>> Begin Records provided

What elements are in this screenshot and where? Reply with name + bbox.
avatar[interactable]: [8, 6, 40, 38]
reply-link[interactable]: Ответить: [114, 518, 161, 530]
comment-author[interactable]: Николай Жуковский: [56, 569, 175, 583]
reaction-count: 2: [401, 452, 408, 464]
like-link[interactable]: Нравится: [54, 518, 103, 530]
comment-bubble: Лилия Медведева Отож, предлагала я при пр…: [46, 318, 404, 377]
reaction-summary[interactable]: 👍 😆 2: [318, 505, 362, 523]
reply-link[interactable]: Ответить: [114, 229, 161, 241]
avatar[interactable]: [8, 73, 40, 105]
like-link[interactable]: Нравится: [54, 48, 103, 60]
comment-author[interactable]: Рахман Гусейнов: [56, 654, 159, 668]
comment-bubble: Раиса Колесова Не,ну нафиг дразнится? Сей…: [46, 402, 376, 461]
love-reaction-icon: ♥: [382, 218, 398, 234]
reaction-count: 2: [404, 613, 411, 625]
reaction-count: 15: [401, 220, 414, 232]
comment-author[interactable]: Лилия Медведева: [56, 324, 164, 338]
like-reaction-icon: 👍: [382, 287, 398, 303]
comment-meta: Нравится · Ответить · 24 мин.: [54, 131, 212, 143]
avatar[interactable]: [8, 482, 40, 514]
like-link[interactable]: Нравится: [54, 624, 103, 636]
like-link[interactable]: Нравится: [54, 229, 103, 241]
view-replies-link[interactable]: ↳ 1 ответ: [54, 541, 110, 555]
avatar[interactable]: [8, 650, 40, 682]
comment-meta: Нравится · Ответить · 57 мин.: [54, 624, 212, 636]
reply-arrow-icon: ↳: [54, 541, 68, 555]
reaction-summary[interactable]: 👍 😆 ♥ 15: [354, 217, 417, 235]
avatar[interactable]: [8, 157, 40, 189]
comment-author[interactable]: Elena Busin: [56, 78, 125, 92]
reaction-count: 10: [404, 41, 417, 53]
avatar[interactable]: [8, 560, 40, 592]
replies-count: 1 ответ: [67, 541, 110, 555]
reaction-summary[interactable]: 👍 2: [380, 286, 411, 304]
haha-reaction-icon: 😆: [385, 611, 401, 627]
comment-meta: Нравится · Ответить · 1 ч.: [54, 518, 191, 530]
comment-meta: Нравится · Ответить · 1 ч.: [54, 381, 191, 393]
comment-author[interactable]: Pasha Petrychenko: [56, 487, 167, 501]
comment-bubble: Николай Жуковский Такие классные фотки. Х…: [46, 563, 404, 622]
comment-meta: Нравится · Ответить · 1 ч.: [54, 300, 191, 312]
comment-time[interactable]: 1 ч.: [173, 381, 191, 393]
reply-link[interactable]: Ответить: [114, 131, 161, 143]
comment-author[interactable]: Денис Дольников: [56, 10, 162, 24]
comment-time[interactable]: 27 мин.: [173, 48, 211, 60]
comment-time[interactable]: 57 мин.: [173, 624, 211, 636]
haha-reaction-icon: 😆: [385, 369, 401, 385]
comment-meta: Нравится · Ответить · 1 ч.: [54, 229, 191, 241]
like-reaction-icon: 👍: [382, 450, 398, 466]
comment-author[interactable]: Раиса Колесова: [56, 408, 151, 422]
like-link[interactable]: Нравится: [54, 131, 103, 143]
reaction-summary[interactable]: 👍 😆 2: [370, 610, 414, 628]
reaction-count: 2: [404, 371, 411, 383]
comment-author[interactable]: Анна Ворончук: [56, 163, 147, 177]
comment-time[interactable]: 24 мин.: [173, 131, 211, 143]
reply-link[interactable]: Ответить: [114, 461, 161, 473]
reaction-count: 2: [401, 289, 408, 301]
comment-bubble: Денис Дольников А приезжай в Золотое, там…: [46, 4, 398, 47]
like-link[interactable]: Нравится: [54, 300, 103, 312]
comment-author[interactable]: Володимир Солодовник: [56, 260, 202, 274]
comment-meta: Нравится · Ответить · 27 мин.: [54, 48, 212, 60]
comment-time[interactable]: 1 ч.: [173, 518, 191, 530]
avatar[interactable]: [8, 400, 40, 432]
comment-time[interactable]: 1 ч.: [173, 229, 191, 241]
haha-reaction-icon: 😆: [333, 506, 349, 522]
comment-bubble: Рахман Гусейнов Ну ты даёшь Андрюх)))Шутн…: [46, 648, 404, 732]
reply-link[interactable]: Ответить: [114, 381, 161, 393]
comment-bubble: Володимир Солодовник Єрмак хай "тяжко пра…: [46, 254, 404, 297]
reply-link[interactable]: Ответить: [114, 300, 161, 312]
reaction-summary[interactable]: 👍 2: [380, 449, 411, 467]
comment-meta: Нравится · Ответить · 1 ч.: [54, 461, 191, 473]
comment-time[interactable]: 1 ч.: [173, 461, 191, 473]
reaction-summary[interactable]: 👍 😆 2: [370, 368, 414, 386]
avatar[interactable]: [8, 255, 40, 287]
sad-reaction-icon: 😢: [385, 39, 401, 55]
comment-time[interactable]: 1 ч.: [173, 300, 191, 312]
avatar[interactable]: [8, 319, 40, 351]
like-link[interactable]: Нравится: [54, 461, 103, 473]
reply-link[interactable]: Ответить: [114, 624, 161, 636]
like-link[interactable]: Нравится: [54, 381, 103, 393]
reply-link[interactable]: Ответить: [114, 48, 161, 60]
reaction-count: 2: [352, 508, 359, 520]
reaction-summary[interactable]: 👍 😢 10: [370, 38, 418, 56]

>> End Records provided

Copy out the lines above exactly, from the first one through the line that contains "comment-time[interactable]: 1 ч.: [173, 381, 191, 393]", both ends included.

What elements are in this screenshot and where? Reply with name + bbox.
avatar[interactable]: [8, 6, 40, 38]
reply-link[interactable]: Ответить: [114, 518, 161, 530]
comment-author[interactable]: Николай Жуковский: [56, 569, 175, 583]
reaction-count: 2: [401, 452, 408, 464]
like-link[interactable]: Нравится: [54, 518, 103, 530]
comment-bubble: Лилия Медведева Отож, предлагала я при пр…: [46, 318, 404, 377]
reaction-summary[interactable]: 👍 😆 2: [318, 505, 362, 523]
reply-link[interactable]: Ответить: [114, 229, 161, 241]
avatar[interactable]: [8, 73, 40, 105]
like-link[interactable]: Нравится: [54, 48, 103, 60]
comment-author[interactable]: Рахман Гусейнов: [56, 654, 159, 668]
comment-bubble: Раиса Колесова Не,ну нафиг дразнится? Сей…: [46, 402, 376, 461]
love-reaction-icon: ♥: [382, 218, 398, 234]
reaction-count: 2: [404, 613, 411, 625]
reaction-count: 15: [401, 220, 414, 232]
comment-author[interactable]: Лилия Медведева: [56, 324, 164, 338]
like-reaction-icon: 👍: [382, 287, 398, 303]
comment-meta: Нравится · Ответить · 24 мин.: [54, 131, 212, 143]
avatar[interactable]: [8, 482, 40, 514]
like-link[interactable]: Нравится: [54, 624, 103, 636]
like-link[interactable]: Нравится: [54, 229, 103, 241]
view-replies-link[interactable]: ↳ 1 ответ: [54, 541, 110, 555]
avatar[interactable]: [8, 650, 40, 682]
comment-meta: Нравится · Ответить · 57 мин.: [54, 624, 212, 636]
reply-arrow-icon: ↳: [54, 541, 68, 555]
reaction-summary[interactable]: 👍 😆 ♥ 15: [354, 217, 417, 235]
avatar[interactable]: [8, 157, 40, 189]
comment-author[interactable]: Elena Busin: [56, 78, 125, 92]
reaction-count: 10: [404, 41, 417, 53]
avatar[interactable]: [8, 560, 40, 592]
replies-count: 1 ответ: [67, 541, 110, 555]
reaction-summary[interactable]: 👍 2: [380, 286, 411, 304]
haha-reaction-icon: 😆: [385, 611, 401, 627]
comment-meta: Нравится · Ответить · 1 ч.: [54, 518, 191, 530]
comment-meta: Нравится · Ответить · 1 ч.: [54, 381, 191, 393]
comment-author[interactable]: Pasha Petrychenko: [56, 487, 167, 501]
comment-bubble: Николай Жуковский Такие классные фотки. Х…: [46, 563, 404, 622]
comment-meta: Нравится · Ответить · 1 ч.: [54, 300, 191, 312]
comment-time[interactable]: 1 ч.: [173, 381, 191, 393]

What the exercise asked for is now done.